WHAT IS ASKED
Show every line where "other" occurs.

Saved data entries:
****************************************
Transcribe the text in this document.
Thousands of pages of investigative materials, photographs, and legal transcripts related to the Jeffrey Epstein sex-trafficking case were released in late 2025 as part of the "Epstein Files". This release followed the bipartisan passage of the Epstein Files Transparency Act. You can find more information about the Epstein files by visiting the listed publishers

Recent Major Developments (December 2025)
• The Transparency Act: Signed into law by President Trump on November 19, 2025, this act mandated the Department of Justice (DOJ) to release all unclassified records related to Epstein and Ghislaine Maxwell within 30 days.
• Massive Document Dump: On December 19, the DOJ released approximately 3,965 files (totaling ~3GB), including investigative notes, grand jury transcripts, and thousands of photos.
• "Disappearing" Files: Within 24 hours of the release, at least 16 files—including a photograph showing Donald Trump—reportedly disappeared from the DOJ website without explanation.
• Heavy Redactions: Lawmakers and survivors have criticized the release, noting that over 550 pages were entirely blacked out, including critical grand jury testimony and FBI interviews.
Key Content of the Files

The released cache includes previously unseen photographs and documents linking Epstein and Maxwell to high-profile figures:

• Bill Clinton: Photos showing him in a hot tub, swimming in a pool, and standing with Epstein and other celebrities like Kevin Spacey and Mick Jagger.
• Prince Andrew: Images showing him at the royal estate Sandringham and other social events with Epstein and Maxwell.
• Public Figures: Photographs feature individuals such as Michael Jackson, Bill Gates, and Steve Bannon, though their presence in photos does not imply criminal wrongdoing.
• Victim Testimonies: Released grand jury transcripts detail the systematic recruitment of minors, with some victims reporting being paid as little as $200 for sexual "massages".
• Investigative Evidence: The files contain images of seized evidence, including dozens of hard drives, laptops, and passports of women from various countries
****************************************
EXERCISE RESULT
• Bill Clinton: Photos showing him in a hot tub, swimming in a pool, and standing with Epstein and other celebrities like Kevin Spacey and Mick Jagger.
• Prince Andrew: Images showing him at the royal estate Sandringham and other social events with Epstein and Maxwell.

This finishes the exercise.